START Information supplied

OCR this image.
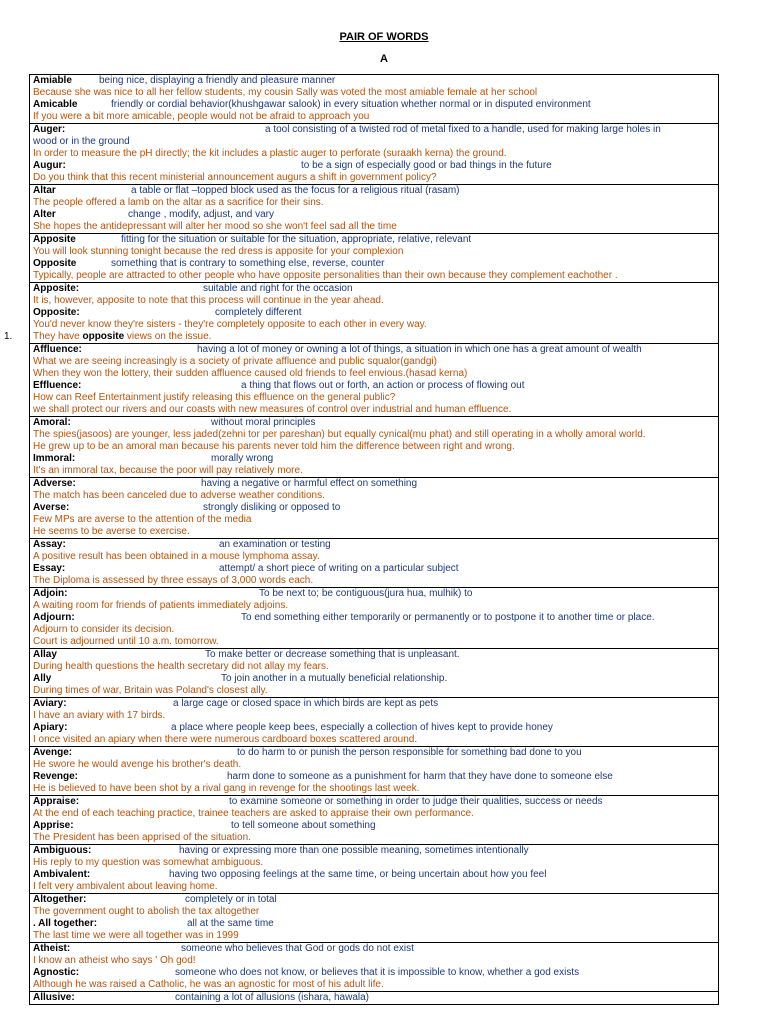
PAIR OF WORDS
A
Amiable	being nice, displaying a friendly and pleasure manner
Because she was nice to all her fellow students, my cousin Sally was voted the most amiable female at her school
Amicable	friendly or cordial behavior(khushgawar salook) in every situation whether normal or in disputed environment
If you were a bit more amicable, people would not be afraid to approach you
Auger:	a tool consisting of a twisted rod of metal fixed to a handle, used for making large holes in
wood or in the ground
In order to measure the pH directly; the kit includes a plastic auger to perforate (suraakh kerna) the ground.
Augur:	to be a sign of especially good or bad things in the future
Do you think that this recent ministerial announcement augurs a shift in government policy?
Altar	a table or flat –topped block used as the focus for a religious ritual (rasam)
The people offered a lamb on the altar as a sacrifice for their sins.
Alter	change , modify, adjust, and vary
She hopes the antidepressant will alter her mood so she won't feel sad all the time
Apposite	fitting for the situation or suitable for the situation, appropriate, relative, relevant
You will look stunning tonight because the red dress is apposite for your complexion
Opposite	something that is contrary to something else, reverse, counter
Typically, people are attracted to other people who have opposite personalities than their own because they complement eachother .
Apposite:	suitable and right for the occasion
It is, however, apposite to note that this process will continue in the year ahead.
Opposite:	completely different
You'd never know they're sisters - they're completely opposite to each other in every way.
1. They have opposite views on the issue.
Affluence:	having a lot of money or owning a lot of things, a situation in which one has a great amount of wealth
What we are seeing increasingly is a society of private affluence and public squalor(gandgi)
When they won the lottery, their sudden affluence caused old friends to feel envious.(hasad kerna)
Effluence:	a thing that flows out or forth, an action or process of flowing out
How can Reef Entertainment justify releasing this effluence on the general public?
we shall protect our rivers and our coasts with new measures of control over industrial and human effluence.
Amoral:	without moral principles
The spies(jasoos) are younger, less jaded(zehni tor per pareshan) but equally cynical(mu phat) and still operating in a wholly amoral world.
He grew up to be an amoral man because his parents never told him the difference between right and wrong.
Immoral:	morally wrong
It's an immoral tax, because the poor will pay relatively more.
Adverse:	having a negative or harmful effect on something
The match has been canceled due to adverse weather conditions.
Averse:	strongly disliking or opposed to
Few MPs are averse to the attention of the media
He seems to be averse to exercise.
Assay:	an examination or testing
A positive result has been obtained in a mouse lymphoma assay.
Essay:	attempt/ a short piece of writing on a particular subject
The Diploma is assessed by three essays of 3,000 words each.
Adjoin:	To be next to; be contiguous(jura hua, mulhik) to
A waiting room for friends of patients immediately adjoins.
Adjourn:	To end something either temporarily or permanently or to postpone it to another time or place.
Adjourn to consider its decision.
Court is adjourned until 10 a.m. tomorrow.
Allay	To make better or decrease something that is unpleasant.
During health questions the health secretary did not allay my fears.
Ally	To join another in a mutually beneficial relationship.
During times of war, Britain was Poland's closest ally.
Aviary:	a large cage or closed space in which birds are kept as pets
I have an aviary with 17 birds.
Apiary:	a place where people keep bees, especially a collection of hives kept to provide honey
I once visited an apiary when there were numerous cardboard boxes scattered around.
Avenge:	to do harm to or punish the person responsible for something bad done to you
He swore he would avenge his brother's death.
Revenge:	harm done to someone as a punishment for harm that they have done to someone else
He is believed to have been shot by a rival gang in revenge for the shootings last week.
Appraise:	to examine someone or something in order to judge their qualities, success or needs
At the end of each teaching practice, trainee teachers are asked to appraise their own performance.
Apprise:	to tell someone about something
The President has been apprised of the situation.
Ambiguous:	having or expressing more than one possible meaning, sometimes intentionally
His reply to my question was somewhat ambiguous.
Ambivalent:	having two opposing feelings at the same time, or being uncertain about how you feel
I felt very ambivalent about leaving home.
Altogether:	completely or in total
The government ought to abolish the tax altogether
. All together:	all at the same time
The last time we were all together was in 1999
Atheist:	someone who believes that God or gods do not exist
I know an atheist who says ' Oh god!
Agnostic:	someone who does not know, or believes that it is impossible to know, whether a god exists
Although he was raised a Catholic, he was an agnostic for most of his adult life.
Allusive:	containing a lot of allusions (ishara, hawala)
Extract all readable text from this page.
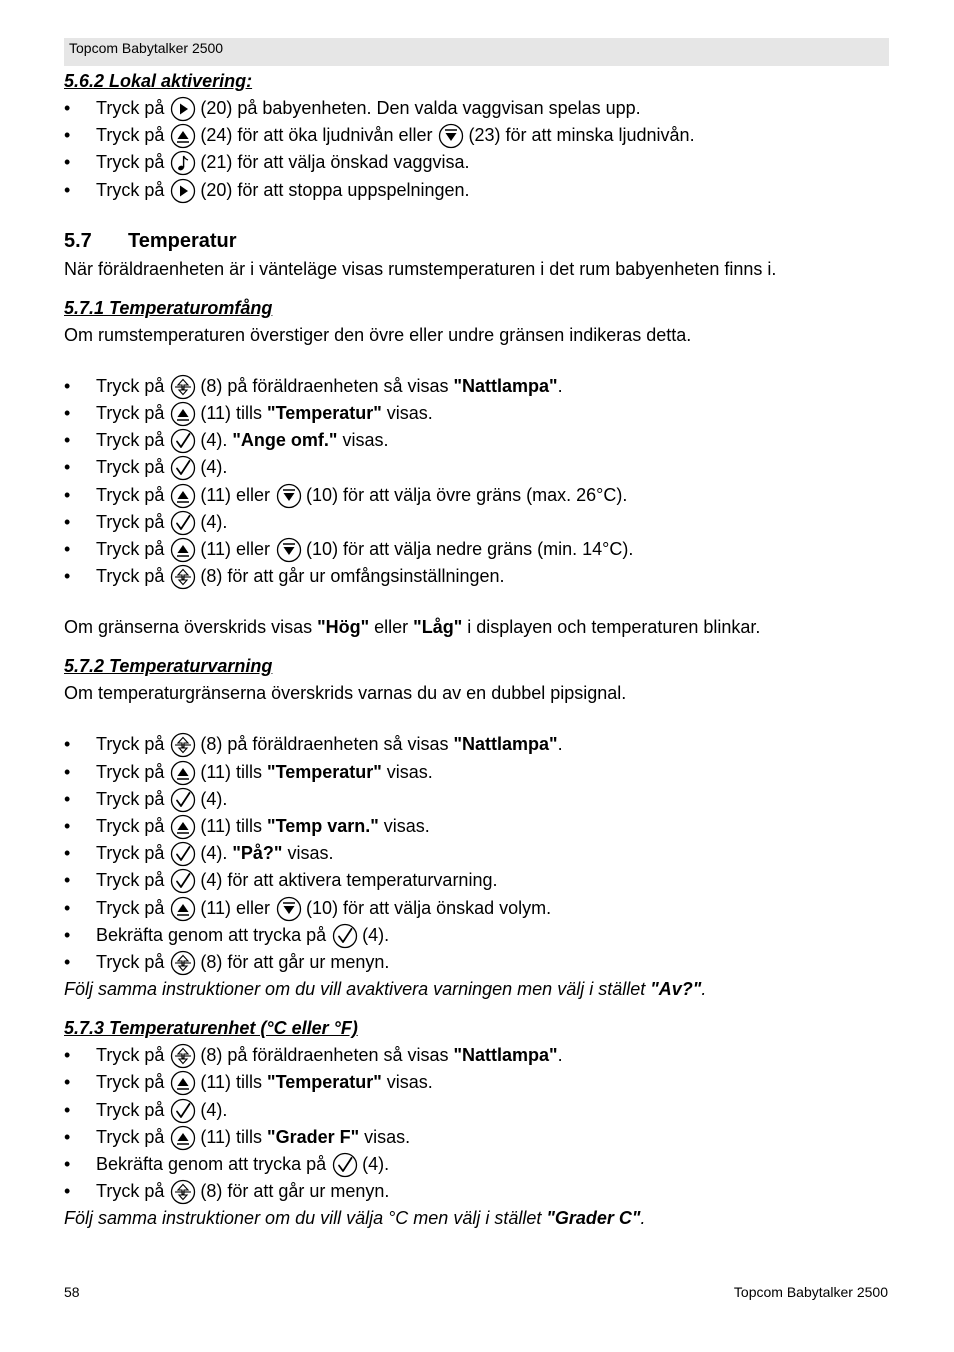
Topcom Babytalker 2500

5.6.2 Lokal aktivering:

• Tryck på (20) på babyenheten. Den valda vaggvisan spelas upp.
• Tryck på (24) för att öka ljudnivån eller (23) för att minska ljudnivån.
• Tryck på (21) för att välja önskad vaggvisa.
• Tryck på (20) för att stoppa uppspelningen.

5.7 Temperatur

När föräldraenheten är i vänteläge visas rumstemperaturen i det rum babyenheten finns i.

5.7.1 Temperaturomfång

Om rumstemperaturen överstiger den övre eller undre gränsen indikeras detta.

• Tryck på (8) på föräldraenheten så visas "Nattlampa".
• Tryck på (11) tills "Temperatur" visas.
• Tryck på (4). "Ange omf." visas.
• Tryck på (4).
• Tryck på (11) eller (10) för att välja övre gräns (max. 26°C).
• Tryck på (4).
• Tryck på (11) eller (10) för att välja nedre gräns (min. 14°C).
• Tryck på (8) för att går ur omfångsinställningen.

Om gränserna överskrids visas "Hög" eller "Låg" i displayen och temperaturen blinkar.

5.7.2 Temperaturvarning

Om temperaturgränserna överskrids varnas du av en dubbel pipsignal.

• Tryck på (8) på föräldraenheten så visas "Nattlampa".
• Tryck på (11) tills "Temperatur" visas.
• Tryck på (4).
• Tryck på (11) tills "Temp varn." visas.
• Tryck på (4). "På?" visas.
• Tryck på (4) för att aktivera temperaturvarning.
• Tryck på (11) eller (10) för att välja önskad volym.
• Bekräfta genom att trycka på (4).
• Tryck på (8) för att går ur menyn.

Följ samma instruktioner om du vill avaktivera varningen men välj i stället "Av?".

5.7.3 Temperaturenhet (°C eller °F)

• Tryck på (8) på föräldraenheten så visas "Nattlampa".
• Tryck på (11) tills "Temperatur" visas.
• Tryck på (4).
• Tryck på (11) tills "Grader F" visas.
• Bekräfta genom att trycka på (4).
• Tryck på (8) för att går ur menyn.

Följ samma instruktioner om du vill välja °C men välj i stället "Grader C".

58	Topcom Babytalker 2500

END Information supplied

_What you are asked to do_:
Could you write the entries out again exactly, without their pictures?

_Completed task_:
OCR this image.
PAIR OF WORDS
A
Amiable	being nice, displaying a friendly and pleasure manner
Because she was nice to all her fellow students, my cousin Sally was voted the most amiable female at her school
Amicable	friendly or cordial behavior(khushgawar salook) in every situation whether normal or in disputed environment
If you were a bit more amicable, people would not be afraid to approach you
Auger:	a tool consisting of a twisted rod of metal fixed to a handle, used for making large holes in
wood or in the ground
In order to measure the pH directly; the kit includes a plastic auger to perforate (suraakh kerna) the ground.
Augur:	to be a sign of especially good or bad things in the future
Do you think that this recent ministerial announcement augurs a shift in government policy?
Altar	a table or flat –topped block used as the focus for a religious ritual (rasam)
The people offered a lamb on the altar as a sacrifice for their sins.
Alter	change , modify, adjust, and vary
She hopes the antidepressant will alter her mood so she won't feel sad all the time
Apposite	fitting for the situation or suitable for the situation, appropriate, relative, relevant
You will look stunning tonight because the red dress is apposite for your complexion
Opposite	something that is contrary to something else, reverse, counter
Typically, people are attracted to other people who have opposite personalities than their own because they complement eachother .
Apposite:	suitable and right for the occasion
It is, however, apposite to note that this process will continue in the year ahead.
Opposite:	completely different
You'd never know they're sisters - they're completely opposite to each other in every way.
1. They have opposite views on the issue.
Affluence:	having a lot of money or owning a lot of things, a situation in which one has a great amount of wealth
What we are seeing increasingly is a society of private affluence and public squalor(gandgi)
When they won the lottery, their sudden affluence caused old friends to feel envious.(hasad kerna)
Effluence:	a thing that flows out or forth, an action or process of flowing out
How can Reef Entertainment justify releasing this effluence on the general public?
we shall protect our rivers and our coasts with new measures of control over industrial and human effluence.
Amoral:	without moral principles
The spies(jasoos) are younger, less jaded(zehni tor per pareshan) but equally cynical(mu phat) and still operating in a wholly amoral world.
He grew up to be an amoral man because his parents never told him the difference between right and wrong.
Immoral:	morally wrong
It's an immoral tax, because the poor will pay relatively more.
Adverse:	having a negative or harmful effect on something
The match has been canceled due to adverse weather conditions.
Averse:	strongly disliking or opposed to
Few MPs are averse to the attention of the media
He seems to be averse to exercise.
Assay:	an examination or testing
A positive result has been obtained in a mouse lymphoma assay.
Essay:	attempt/ a short piece of writing on a particular subject
The Diploma is assessed by three essays of 3,000 words each.
Adjoin:	To be next to; be contiguous(jura hua, mulhik) to
A waiting room for friends of patients immediately adjoins.
Adjourn:	To end something either temporarily or permanently or to postpone it to another time or place.
Adjourn to consider its decision.
Court is adjourned until 10 a.m. tomorrow.
Allay	To make better or decrease something that is unpleasant.
During health questions the health secretary did not allay my fears.
Ally	To join another in a mutually beneficial relationship.
During times of war, Britain was Poland's closest ally.
Aviary:	a large cage or closed space in which birds are kept as pets
I have an aviary with 17 birds.
Apiary:	a place where people keep bees, especially a collection of hives kept to provide honey
I once visited an apiary when there were numerous cardboard boxes scattered around.
Avenge:	to do harm to or punish the person responsible for something bad done to you
He swore he would avenge his brother's death.
Revenge:	harm done to someone as a punishment for harm that they have done to someone else
He is believed to have been shot by a rival gang in revenge for the shootings last week.
Appraise:	to examine someone or something in order to judge their qualities, success or needs
At the end of each teaching practice, trainee teachers are asked to appraise their own performance.
Apprise:	to tell someone about something
The President has been apprised of the situation.
Ambiguous:	having or expressing more than one possible meaning, sometimes intentionally
His reply to my question was somewhat ambiguous.
Ambivalent:	having two opposing feelings at the same time, or being uncertain about how you feel
I felt very ambivalent about leaving home.
Altogether:	completely or in total
The government ought to abolish the tax altogether
. All together:	all at the same time
The last time we were all together was in 1999
Atheist:	someone who believes that God or gods do not exist
I know an atheist who says ' Oh god!
Agnostic:	someone who does not know, or believes that it is impossible to know, whether a god exists
Although he was raised a Catholic, he was an agnostic for most of his adult life.
Allusive:	containing a lot of allusions (ishara, hawala)
Extract all readable text from this page.
Topcom Babytalker 2500

5.6.2 Lokal aktivering:

• Tryck på (20) på babyenheten. Den valda vaggvisan spelas upp.
• Tryck på (24) för att öka ljudnivån eller (23) för att minska ljudnivån.
• Tryck på (21) för att välja önskad vaggvisa.
• Tryck på (20) för att stoppa uppspelningen.

5.7 Temperatur

När föräldraenheten är i vänteläge visas rumstemperaturen i det rum babyenheten finns i.

5.7.1 Temperaturomfång

Om rumstemperaturen överstiger den övre eller undre gränsen indikeras detta.

• Tryck på (8) på föräldraenheten så visas "Nattlampa".
• Tryck på (11) tills "Temperatur" visas.
• Tryck på (4). "Ange omf." visas.
• Tryck på (4).
• Tryck på (11) eller (10) för att välja övre gräns (max. 26°C).
• Tryck på (4).
• Tryck på (11) eller (10) för att välja nedre gräns (min. 14°C).
• Tryck på (8) för att går ur omfångsinställningen.

Om gränserna överskrids visas "Hög" eller "Låg" i displayen och temperaturen blinkar.

5.7.2 Temperaturvarning

Om temperaturgränserna överskrids varnas du av en dubbel pipsignal.

• Tryck på (8) på föräldraenheten så visas "Nattlampa".
• Tryck på (11) tills "Temperatur" visas.
• Tryck på (4).
• Tryck på (11) tills "Temp varn." visas.
• Tryck på (4). "På?" visas.
• Tryck på (4) för att aktivera temperaturvarning.
• Tryck på (11) eller (10) för att välja önskad volym.
• Bekräfta genom att trycka på (4).
• Tryck på (8) för att går ur menyn.

Följ samma instruktioner om du vill avaktivera varningen men välj i stället "Av?".

5.7.3 Temperaturenhet (°C eller °F)

• Tryck på (8) på föräldraenheten så visas "Nattlampa".
• Tryck på (11) tills "Temperatur" visas.
• Tryck på (4).
• Tryck på (11) tills "Grader F" visas.
• Bekräfta genom att trycka på (4).
• Tryck på (8) för att går ur menyn.

Följ samma instruktioner om du vill välja °C men välj i stället "Grader C".

58	Topcom Babytalker 2500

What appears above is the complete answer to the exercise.